■ Provided records
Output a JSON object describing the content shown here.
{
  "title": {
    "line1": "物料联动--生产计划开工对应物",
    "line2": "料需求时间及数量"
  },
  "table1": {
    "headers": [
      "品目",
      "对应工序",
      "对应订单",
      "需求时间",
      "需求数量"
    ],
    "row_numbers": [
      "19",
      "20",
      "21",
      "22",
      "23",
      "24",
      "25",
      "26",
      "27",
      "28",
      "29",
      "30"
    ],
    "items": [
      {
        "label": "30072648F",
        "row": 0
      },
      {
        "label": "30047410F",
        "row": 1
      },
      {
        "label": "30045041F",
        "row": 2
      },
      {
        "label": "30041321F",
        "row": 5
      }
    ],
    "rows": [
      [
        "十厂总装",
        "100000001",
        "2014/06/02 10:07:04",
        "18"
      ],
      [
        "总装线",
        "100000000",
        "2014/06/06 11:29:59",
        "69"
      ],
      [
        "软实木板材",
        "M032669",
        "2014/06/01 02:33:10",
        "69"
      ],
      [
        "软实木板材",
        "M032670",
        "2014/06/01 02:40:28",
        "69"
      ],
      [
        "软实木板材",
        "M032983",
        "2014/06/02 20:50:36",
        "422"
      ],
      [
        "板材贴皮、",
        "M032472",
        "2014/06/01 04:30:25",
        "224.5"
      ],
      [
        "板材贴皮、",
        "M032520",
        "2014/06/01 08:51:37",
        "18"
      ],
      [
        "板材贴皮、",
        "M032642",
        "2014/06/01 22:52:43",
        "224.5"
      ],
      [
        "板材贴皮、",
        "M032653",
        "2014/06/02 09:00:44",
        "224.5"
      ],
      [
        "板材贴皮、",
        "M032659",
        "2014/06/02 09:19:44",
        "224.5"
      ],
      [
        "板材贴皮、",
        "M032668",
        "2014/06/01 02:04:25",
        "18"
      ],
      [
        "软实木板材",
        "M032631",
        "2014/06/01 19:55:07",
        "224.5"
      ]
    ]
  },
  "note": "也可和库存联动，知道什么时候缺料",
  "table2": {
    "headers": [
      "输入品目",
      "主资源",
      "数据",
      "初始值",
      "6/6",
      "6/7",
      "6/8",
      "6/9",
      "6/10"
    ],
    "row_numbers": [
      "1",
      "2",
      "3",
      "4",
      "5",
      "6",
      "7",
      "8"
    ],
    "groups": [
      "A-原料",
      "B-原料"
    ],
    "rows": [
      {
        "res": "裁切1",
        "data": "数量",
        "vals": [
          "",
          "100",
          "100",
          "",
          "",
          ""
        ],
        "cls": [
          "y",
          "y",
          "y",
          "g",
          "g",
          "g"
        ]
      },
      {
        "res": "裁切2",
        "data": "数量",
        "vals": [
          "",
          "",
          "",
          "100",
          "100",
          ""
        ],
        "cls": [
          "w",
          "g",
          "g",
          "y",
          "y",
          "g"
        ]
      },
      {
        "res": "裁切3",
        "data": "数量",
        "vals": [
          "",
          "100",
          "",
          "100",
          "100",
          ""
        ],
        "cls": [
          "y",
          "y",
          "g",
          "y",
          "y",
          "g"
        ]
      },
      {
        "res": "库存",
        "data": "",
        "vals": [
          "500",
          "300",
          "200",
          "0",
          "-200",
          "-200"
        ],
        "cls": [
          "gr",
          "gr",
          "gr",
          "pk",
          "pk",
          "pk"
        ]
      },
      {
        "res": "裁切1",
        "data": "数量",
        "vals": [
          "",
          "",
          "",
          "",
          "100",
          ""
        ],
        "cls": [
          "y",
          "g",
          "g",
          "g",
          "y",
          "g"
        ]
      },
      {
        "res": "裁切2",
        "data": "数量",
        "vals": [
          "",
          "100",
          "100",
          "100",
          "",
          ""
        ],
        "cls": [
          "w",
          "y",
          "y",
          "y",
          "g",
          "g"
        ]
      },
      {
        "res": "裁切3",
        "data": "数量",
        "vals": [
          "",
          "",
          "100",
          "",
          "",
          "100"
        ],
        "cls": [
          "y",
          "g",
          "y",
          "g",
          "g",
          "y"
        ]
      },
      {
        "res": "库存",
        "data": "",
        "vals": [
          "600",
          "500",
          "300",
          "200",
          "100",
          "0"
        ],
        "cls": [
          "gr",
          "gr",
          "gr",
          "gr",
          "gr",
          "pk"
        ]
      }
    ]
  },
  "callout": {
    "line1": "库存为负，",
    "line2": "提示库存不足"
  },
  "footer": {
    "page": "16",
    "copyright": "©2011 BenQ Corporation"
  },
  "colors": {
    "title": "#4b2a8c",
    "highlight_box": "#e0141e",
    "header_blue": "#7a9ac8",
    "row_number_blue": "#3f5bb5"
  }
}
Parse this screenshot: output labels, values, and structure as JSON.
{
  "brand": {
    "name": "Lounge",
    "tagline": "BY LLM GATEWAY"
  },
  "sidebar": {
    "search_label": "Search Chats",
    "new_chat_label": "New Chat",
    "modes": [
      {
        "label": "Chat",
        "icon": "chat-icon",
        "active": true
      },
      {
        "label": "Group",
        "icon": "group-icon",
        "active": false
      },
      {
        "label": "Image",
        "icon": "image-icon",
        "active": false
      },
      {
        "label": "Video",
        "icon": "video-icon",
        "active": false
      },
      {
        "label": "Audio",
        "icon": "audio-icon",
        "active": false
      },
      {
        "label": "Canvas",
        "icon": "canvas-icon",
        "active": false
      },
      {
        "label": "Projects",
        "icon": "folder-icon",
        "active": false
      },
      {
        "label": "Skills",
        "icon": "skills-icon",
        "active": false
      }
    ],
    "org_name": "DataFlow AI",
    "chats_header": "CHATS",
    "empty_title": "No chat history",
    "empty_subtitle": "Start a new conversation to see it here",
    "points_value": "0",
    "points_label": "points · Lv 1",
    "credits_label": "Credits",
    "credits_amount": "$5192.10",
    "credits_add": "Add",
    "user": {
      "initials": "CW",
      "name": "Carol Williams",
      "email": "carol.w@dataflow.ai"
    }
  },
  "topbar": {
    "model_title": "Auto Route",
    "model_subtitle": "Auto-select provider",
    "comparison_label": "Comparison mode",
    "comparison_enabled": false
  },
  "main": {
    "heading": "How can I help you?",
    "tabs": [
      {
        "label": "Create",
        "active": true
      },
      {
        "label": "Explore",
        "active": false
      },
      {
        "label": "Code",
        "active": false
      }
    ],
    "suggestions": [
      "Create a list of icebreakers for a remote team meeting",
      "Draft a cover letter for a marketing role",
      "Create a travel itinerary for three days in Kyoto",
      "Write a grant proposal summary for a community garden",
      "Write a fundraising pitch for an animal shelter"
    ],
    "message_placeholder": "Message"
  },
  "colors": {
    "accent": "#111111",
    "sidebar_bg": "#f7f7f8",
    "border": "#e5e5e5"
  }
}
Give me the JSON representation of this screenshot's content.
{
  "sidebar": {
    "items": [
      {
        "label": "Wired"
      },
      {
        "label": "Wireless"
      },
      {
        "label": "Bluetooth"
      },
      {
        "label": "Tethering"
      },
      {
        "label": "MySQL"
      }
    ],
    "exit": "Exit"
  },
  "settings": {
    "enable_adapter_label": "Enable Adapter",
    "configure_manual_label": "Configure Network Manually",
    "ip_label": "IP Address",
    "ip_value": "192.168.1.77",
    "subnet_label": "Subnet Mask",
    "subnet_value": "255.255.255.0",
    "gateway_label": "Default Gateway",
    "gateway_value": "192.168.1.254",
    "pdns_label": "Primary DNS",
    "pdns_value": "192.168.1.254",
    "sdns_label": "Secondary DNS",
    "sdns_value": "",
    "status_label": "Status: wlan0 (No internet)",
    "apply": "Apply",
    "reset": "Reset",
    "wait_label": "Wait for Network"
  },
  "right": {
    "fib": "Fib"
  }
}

■ Required task
Write down all the entries again without a single difference.

■ Task answer
Output a JSON object describing the content shown here.
{
  "title": {
    "line1": "物料联动--生产计划开工对应物",
    "line2": "料需求时间及数量"
  },
  "table1": {
    "headers": [
      "品目",
      "对应工序",
      "对应订单",
      "需求时间",
      "需求数量"
    ],
    "row_numbers": [
      "19",
      "20",
      "21",
      "22",
      "23",
      "24",
      "25",
      "26",
      "27",
      "28",
      "29",
      "30"
    ],
    "items": [
      {
        "label": "30072648F",
        "row": 0
      },
      {
        "label": "30047410F",
        "row": 1
      },
      {
        "label": "30045041F",
        "row": 2
      },
      {
        "label": "30041321F",
        "row": 5
      }
    ],
    "rows": [
      [
        "十厂总装",
        "100000001",
        "2014/06/02 10:07:04",
        "18"
      ],
      [
        "总装线",
        "100000000",
        "2014/06/06 11:29:59",
        "69"
      ],
      [
        "软实木板材",
        "M032669",
        "2014/06/01 02:33:10",
        "69"
      ],
      [
        "软实木板材",
        "M032670",
        "2014/06/01 02:40:28",
        "69"
      ],
      [
        "软实木板材",
        "M032983",
        "2014/06/02 20:50:36",
        "422"
      ],
      [
        "板材贴皮、",
        "M032472",
        "2014/06/01 04:30:25",
        "224.5"
      ],
      [
        "板材贴皮、",
        "M032520",
        "2014/06/01 08:51:37",
        "18"
      ],
      [
        "板材贴皮、",
        "M032642",
        "2014/06/01 22:52:43",
        "224.5"
      ],
      [
        "板材贴皮、",
        "M032653",
        "2014/06/02 09:00:44",
        "224.5"
      ],
      [
        "板材贴皮、",
        "M032659",
        "2014/06/02 09:19:44",
        "224.5"
      ],
      [
        "板材贴皮、",
        "M032668",
        "2014/06/01 02:04:25",
        "18"
      ],
      [
        "软实木板材",
        "M032631",
        "2014/06/01 19:55:07",
        "224.5"
      ]
    ]
  },
  "note": "也可和库存联动，知道什么时候缺料",
  "table2": {
    "headers": [
      "输入品目",
      "主资源",
      "数据",
      "初始值",
      "6/6",
      "6/7",
      "6/8",
      "6/9",
      "6/10"
    ],
    "row_numbers": [
      "1",
      "2",
      "3",
      "4",
      "5",
      "6",
      "7",
      "8"
    ],
    "groups": [
      "A-原料",
      "B-原料"
    ],
    "rows": [
      {
        "res": "裁切1",
        "data": "数量",
        "vals": [
          "",
          "100",
          "100",
          "",
          "",
          ""
        ],
        "cls": [
          "y",
          "y",
          "y",
          "g",
          "g",
          "g"
        ]
      },
      {
        "res": "裁切2",
        "data": "数量",
        "vals": [
          "",
          "",
          "",
          "100",
          "100",
          ""
        ],
        "cls": [
          "w",
          "g",
          "g",
          "y",
          "y",
          "g"
        ]
      },
      {
        "res": "裁切3",
        "data": "数量",
        "vals": [
          "",
          "100",
          "",
          "100",
          "100",
          ""
        ],
        "cls": [
          "y",
          "y",
          "g",
          "y",
          "y",
          "g"
        ]
      },
      {
        "res": "库存",
        "data": "",
        "vals": [
          "500",
          "300",
          "200",
          "0",
          "-200",
          "-200"
        ],
        "cls": [
          "gr",
          "gr",
          "gr",
          "pk",
          "pk",
          "pk"
        ]
      },
      {
        "res": "裁切1",
        "data": "数量",
        "vals": [
          "",
          "",
          "",
          "",
          "100",
          ""
        ],
        "cls": [
          "y",
          "g",
          "g",
          "g",
          "y",
          "g"
        ]
      },
      {
        "res": "裁切2",
        "data": "数量",
        "vals": [
          "",
          "100",
          "100",
          "100",
          "",
          ""
        ],
        "cls": [
          "w",
          "y",
          "y",
          "y",
          "g",
          "g"
        ]
      },
      {
        "res": "裁切3",
        "data": "数量",
        "vals": [
          "",
          "",
          "100",
          "",
          "",
          "100"
        ],
        "cls": [
          "y",
          "g",
          "y",
          "g",
          "g",
          "y"
        ]
      },
      {
        "res": "库存",
        "data": "",
        "vals": [
          "600",
          "500",
          "300",
          "200",
          "100",
          "0"
        ],
        "cls": [
          "gr",
          "gr",
          "gr",
          "gr",
          "gr",
          "pk"
        ]
      }
    ]
  },
  "callout": {
    "line1": "库存为负，",
    "line2": "提示库存不足"
  },
  "footer": {
    "page": "16",
    "copyright": "©2011 BenQ Corporation"
  },
  "colors": {
    "title": "#4b2a8c",
    "highlight_box": "#e0141e",
    "header_blue": "#7a9ac8",
    "row_number_blue": "#3f5bb5"
  }
}
Parse this screenshot: output labels, values, and structure as JSON.
{
  "brand": {
    "name": "Lounge",
    "tagline": "BY LLM GATEWAY"
  },
  "sidebar": {
    "search_label": "Search Chats",
    "new_chat_label": "New Chat",
    "modes": [
      {
        "label": "Chat",
        "icon": "chat-icon",
        "active": true
      },
      {
        "label": "Group",
        "icon": "group-icon",
        "active": false
      },
      {
        "label": "Image",
        "icon": "image-icon",
        "active": false
      },
      {
        "label": "Video",
        "icon": "video-icon",
        "active": false
      },
      {
        "label": "Audio",
        "icon": "audio-icon",
        "active": false
      },
      {
        "label": "Canvas",
        "icon": "canvas-icon",
        "active": false
      },
      {
        "label": "Projects",
        "icon": "folder-icon",
        "active": false
      },
      {
        "label": "Skills",
        "icon": "skills-icon",
        "active": false
      }
    ],
    "org_name": "DataFlow AI",
    "chats_header": "CHATS",
    "empty_title": "No chat history",
    "empty_subtitle": "Start a new conversation to see it here",
    "points_value": "0",
    "points_label": "points · Lv 1",
    "credits_label": "Credits",
    "credits_amount": "$5192.10",
    "credits_add": "Add",
    "user": {
      "initials": "CW",
      "name": "Carol Williams",
      "email": "carol.w@dataflow.ai"
    }
  },
  "topbar": {
    "model_title": "Auto Route",
    "model_subtitle": "Auto-select provider",
    "comparison_label": "Comparison mode",
    "comparison_enabled": false
  },
  "main": {
    "heading": "How can I help you?",
    "tabs": [
      {
        "label": "Create",
        "active": true
      },
      {
        "label": "Explore",
        "active": false
      },
      {
        "label": "Code",
        "active": false
      }
    ],
    "suggestions": [
      "Create a list of icebreakers for a remote team meeting",
      "Draft a cover letter for a marketing role",
      "Create a travel itinerary for three days in Kyoto",
      "Write a grant proposal summary for a community garden",
      "Write a fundraising pitch for an animal shelter"
    ],
    "message_placeholder": "Message"
  },
  "colors": {
    "accent": "#111111",
    "sidebar_bg": "#f7f7f8",
    "border": "#e5e5e5"
  }
}
Give me the JSON representation of this screenshot's content.
{
  "sidebar": {
    "items": [
      {
        "label": "Wired"
      },
      {
        "label": "Wireless"
      },
      {
        "label": "Bluetooth"
      },
      {
        "label": "Tethering"
      },
      {
        "label": "MySQL"
      }
    ],
    "exit": "Exit"
  },
  "settings": {
    "enable_adapter_label": "Enable Adapter",
    "configure_manual_label": "Configure Network Manually",
    "ip_label": "IP Address",
    "ip_value": "192.168.1.77",
    "subnet_label": "Subnet Mask",
    "subnet_value": "255.255.255.0",
    "gateway_label": "Default Gateway",
    "gateway_value": "192.168.1.254",
    "pdns_label": "Primary DNS",
    "pdns_value": "192.168.1.254",
    "sdns_label": "Secondary DNS",
    "sdns_value": "",
    "status_label": "Status: wlan0 (No internet)",
    "apply": "Apply",
    "reset": "Reset",
    "wait_label": "Wait for Network"
  },
  "right": {
    "fib": "Fib"
  }
}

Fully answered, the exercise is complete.